Each record below must be returned exactly as shown.

===== Exercise materials =====

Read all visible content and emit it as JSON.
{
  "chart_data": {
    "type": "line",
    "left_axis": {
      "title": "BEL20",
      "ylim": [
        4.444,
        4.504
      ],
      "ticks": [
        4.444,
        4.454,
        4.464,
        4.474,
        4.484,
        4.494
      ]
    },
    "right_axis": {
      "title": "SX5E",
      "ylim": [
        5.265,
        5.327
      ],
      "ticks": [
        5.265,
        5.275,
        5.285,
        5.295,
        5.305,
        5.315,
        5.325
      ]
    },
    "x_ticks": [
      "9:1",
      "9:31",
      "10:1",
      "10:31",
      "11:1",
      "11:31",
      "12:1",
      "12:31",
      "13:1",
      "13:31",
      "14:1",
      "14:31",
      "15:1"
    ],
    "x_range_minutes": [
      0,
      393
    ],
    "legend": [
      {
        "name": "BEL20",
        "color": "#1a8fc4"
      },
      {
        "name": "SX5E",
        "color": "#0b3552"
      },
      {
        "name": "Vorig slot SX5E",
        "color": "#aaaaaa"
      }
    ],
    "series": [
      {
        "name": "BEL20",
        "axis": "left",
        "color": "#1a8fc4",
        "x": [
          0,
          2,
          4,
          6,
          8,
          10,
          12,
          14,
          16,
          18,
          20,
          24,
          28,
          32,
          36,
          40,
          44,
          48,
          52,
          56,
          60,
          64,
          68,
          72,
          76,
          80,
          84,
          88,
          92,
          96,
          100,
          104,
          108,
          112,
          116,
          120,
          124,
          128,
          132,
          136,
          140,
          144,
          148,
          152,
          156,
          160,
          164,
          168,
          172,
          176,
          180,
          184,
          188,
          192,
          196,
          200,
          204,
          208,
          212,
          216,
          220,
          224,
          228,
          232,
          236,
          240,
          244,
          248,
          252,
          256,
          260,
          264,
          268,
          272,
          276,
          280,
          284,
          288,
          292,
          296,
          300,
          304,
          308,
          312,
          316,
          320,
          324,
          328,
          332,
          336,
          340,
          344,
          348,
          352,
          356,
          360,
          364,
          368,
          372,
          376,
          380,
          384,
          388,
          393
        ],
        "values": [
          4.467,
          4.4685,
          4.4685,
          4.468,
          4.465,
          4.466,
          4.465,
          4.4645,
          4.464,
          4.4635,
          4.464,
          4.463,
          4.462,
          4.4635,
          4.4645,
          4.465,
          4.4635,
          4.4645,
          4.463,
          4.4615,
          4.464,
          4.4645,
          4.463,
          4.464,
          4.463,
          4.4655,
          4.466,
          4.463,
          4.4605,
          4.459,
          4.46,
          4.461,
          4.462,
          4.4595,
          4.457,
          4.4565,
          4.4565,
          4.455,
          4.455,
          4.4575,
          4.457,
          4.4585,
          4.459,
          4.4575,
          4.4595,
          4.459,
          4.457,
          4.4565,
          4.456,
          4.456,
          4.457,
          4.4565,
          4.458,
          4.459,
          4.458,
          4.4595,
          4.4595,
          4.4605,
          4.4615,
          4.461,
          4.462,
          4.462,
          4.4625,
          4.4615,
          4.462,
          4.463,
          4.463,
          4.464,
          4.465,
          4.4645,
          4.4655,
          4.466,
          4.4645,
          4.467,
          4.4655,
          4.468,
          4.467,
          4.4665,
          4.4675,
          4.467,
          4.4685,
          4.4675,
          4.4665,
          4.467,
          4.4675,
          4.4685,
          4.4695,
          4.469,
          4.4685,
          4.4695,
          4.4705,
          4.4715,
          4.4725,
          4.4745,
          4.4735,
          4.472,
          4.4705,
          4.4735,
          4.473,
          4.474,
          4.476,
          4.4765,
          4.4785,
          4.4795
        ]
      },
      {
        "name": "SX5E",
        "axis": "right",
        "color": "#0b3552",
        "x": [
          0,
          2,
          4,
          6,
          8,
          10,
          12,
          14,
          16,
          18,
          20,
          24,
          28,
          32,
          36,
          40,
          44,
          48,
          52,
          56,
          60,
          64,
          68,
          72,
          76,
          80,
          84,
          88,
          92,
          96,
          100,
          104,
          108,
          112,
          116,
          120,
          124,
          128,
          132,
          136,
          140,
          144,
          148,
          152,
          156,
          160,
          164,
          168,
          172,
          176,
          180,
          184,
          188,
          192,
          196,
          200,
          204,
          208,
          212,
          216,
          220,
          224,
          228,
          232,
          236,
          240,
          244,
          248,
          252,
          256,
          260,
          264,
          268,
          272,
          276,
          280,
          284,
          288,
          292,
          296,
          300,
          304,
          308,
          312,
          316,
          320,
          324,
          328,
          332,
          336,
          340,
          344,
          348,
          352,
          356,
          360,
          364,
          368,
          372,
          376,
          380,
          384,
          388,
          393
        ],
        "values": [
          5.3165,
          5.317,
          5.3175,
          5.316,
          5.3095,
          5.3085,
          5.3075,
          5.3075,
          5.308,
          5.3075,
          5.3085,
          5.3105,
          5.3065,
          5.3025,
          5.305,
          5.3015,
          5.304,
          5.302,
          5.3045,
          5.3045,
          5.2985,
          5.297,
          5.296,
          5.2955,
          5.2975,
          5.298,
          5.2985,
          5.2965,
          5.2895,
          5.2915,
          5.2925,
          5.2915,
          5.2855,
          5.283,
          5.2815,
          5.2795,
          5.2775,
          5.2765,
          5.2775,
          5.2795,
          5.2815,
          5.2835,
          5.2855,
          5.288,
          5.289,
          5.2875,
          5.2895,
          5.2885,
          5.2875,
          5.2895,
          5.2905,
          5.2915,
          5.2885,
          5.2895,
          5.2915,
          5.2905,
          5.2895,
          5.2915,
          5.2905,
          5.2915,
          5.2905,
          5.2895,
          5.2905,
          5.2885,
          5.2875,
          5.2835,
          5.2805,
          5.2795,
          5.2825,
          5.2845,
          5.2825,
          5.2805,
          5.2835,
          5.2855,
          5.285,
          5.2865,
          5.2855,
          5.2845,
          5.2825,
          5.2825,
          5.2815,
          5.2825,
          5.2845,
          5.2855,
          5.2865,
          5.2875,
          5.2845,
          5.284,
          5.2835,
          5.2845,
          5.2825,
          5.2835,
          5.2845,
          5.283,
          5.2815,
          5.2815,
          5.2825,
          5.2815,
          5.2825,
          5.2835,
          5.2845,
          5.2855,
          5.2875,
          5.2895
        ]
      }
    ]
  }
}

=====

[Task result]
Read all visible content and emit it as JSON.
{
  "chart_data": {
    "type": "line",
    "left_axis": {
      "title": "BEL20",
      "ylim": [
        4.444,
        4.504
      ],
      "ticks": [
        4.444,
        4.454,
        4.464,
        4.474,
        4.484,
        4.494
      ]
    },
    "right_axis": {
      "title": "SX5E",
      "ylim": [
        5.265,
        5.327
      ],
      "ticks": [
        5.265,
        5.275,
        5.285,
        5.295,
        5.305,
        5.315,
        5.325
      ]
    },
    "x_ticks": [
      "9:1",
      "9:31",
      "10:1",
      "10:31",
      "11:1",
      "11:31",
      "12:1",
      "12:31",
      "13:1",
      "13:31",
      "14:1",
      "14:31",
      "15:1"
    ],
    "x_range_minutes": [
      0,
      393
    ],
    "legend": [
      {
        "name": "BEL20",
        "color": "#1a8fc4"
      },
      {
        "name": "SX5E",
        "color": "#0b3552"
      },
      {
        "name": "Vorig slot SX5E",
        "color": "#aaaaaa"
      }
    ],
    "series": [
      {
        "name": "BEL20",
        "axis": "left",
        "color": "#1a8fc4",
        "x": [
          0,
          2,
          4,
          6,
          8,
          10,
          12,
          14,
          16,
          18,
          20,
          24,
          28,
          32,
          36,
          40,
          44,
          48,
          52,
          56,
          60,
          64,
          68,
          72,
          76,
          80,
          84,
          88,
          92,
          96,
          100,
          104,
          108,
          112,
          116,
          120,
          124,
          128,
          132,
          136,
          140,
          144,
          148,
          152,
          156,
          160,
          164,
          168,
          172,
          176,
          180,
          184,
          188,
          192,
          196,
          200,
          204,
          208,
          212,
          216,
          220,
          224,
          228,
          232,
          236,
          240,
          244,
          248,
          252,
          256,
          260,
          264,
          268,
          272,
          276,
          280,
          284,
          288,
          292,
          296,
          300,
          304,
          308,
          312,
          316,
          320,
          324,
          328,
          332,
          336,
          340,
          344,
          348,
          352,
          356,
          360,
          364,
          368,
          372,
          376,
          380,
          384,
          388,
          393
        ],
        "values": [
          4.467,
          4.4685,
          4.4685,
          4.468,
          4.465,
          4.466,
          4.465,
          4.4645,
          4.464,
          4.4635,
          4.464,
          4.463,
          4.462,
          4.4635,
          4.4645,
          4.465,
          4.4635,
          4.4645,
          4.463,
          4.4615,
          4.464,
          4.4645,
          4.463,
          4.464,
          4.463,
          4.4655,
          4.466,
          4.463,
          4.4605,
          4.459,
          4.46,
          4.461,
          4.462,
          4.4595,
          4.457,
          4.4565,
          4.4565,
          4.455,
          4.455,
          4.4575,
          4.457,
          4.4585,
          4.459,
          4.4575,
          4.4595,
          4.459,
          4.457,
          4.4565,
          4.456,
          4.456,
          4.457,
          4.4565,
          4.458,
          4.459,
          4.458,
          4.4595,
          4.4595,
          4.4605,
          4.4615,
          4.461,
          4.462,
          4.462,
          4.4625,
          4.4615,
          4.462,
          4.463,
          4.463,
          4.464,
          4.465,
          4.4645,
          4.4655,
          4.466,
          4.4645,
          4.467,
          4.4655,
          4.468,
          4.467,
          4.4665,
          4.4675,
          4.467,
          4.4685,
          4.4675,
          4.4665,
          4.467,
          4.4675,
          4.4685,
          4.4695,
          4.469,
          4.4685,
          4.4695,
          4.4705,
          4.4715,
          4.4725,
          4.4745,
          4.4735,
          4.472,
          4.4705,
          4.4735,
          4.473,
          4.474,
          4.476,
          4.4765,
          4.4785,
          4.4795
        ]
      },
      {
        "name": "SX5E",
        "axis": "right",
        "color": "#0b3552",
        "x": [
          0,
          2,
          4,
          6,
          8,
          10,
          12,
          14,
          16,
          18,
          20,
          24,
          28,
          32,
          36,
          40,
          44,
          48,
          52,
          56,
          60,
          64,
          68,
          72,
          76,
          80,
          84,
          88,
          92,
          96,
          100,
          104,
          108,
          112,
          116,
          120,
          124,
          128,
          132,
          136,
          140,
          144,
          148,
          152,
          156,
          160,
          164,
          168,
          172,
          176,
          180,
          184,
          188,
          192,
          196,
          200,
          204,
          208,
          212,
          216,
          220,
          224,
          228,
          232,
          236,
          240,
          244,
          248,
          252,
          256,
          260,
          264,
          268,
          272,
          276,
          280,
          284,
          288,
          292,
          296,
          300,
          304,
          308,
          312,
          316,
          320,
          324,
          328,
          332,
          336,
          340,
          344,
          348,
          352,
          356,
          360,
          364,
          368,
          372,
          376,
          380,
          384,
          388,
          393
        ],
        "values": [
          5.3165,
          5.317,
          5.3175,
          5.316,
          5.3095,
          5.3085,
          5.3075,
          5.3075,
          5.308,
          5.3075,
          5.3085,
          5.3105,
          5.3065,
          5.3025,
          5.305,
          5.3015,
          5.304,
          5.302,
          5.3045,
          5.3045,
          5.2985,
          5.297,
          5.296,
          5.2955,
          5.2975,
          5.298,
          5.2985,
          5.2965,
          5.2895,
          5.2915,
          5.2925,
          5.2915,
          5.2855,
          5.283,
          5.2815,
          5.2795,
          5.2775,
          5.2765,
          5.2775,
          5.2795,
          5.2815,
          5.2835,
          5.2855,
          5.288,
          5.289,
          5.2875,
          5.2895,
          5.2885,
          5.2875,
          5.2895,
          5.2905,
          5.2915,
          5.2885,
          5.2895,
          5.2915,
          5.2905,
          5.2895,
          5.2915,
          5.2905,
          5.2915,
          5.2905,
          5.2895,
          5.2905,
          5.2885,
          5.2875,
          5.2835,
          5.2805,
          5.2795,
          5.2825,
          5.2845,
          5.2825,
          5.2805,
          5.2835,
          5.2855,
          5.285,
          5.2865,
          5.2855,
          5.2845,
          5.2825,
          5.2825,
          5.2815,
          5.2825,
          5.2845,
          5.2855,
          5.2865,
          5.2875,
          5.2845,
          5.284,
          5.2835,
          5.2845,
          5.2825,
          5.2835,
          5.2845,
          5.283,
          5.2815,
          5.2815,
          5.2825,
          5.2815,
          5.2825,
          5.2835,
          5.2845,
          5.2855,
          5.2875,
          5.2895
        ]
      }
    ]
  }
}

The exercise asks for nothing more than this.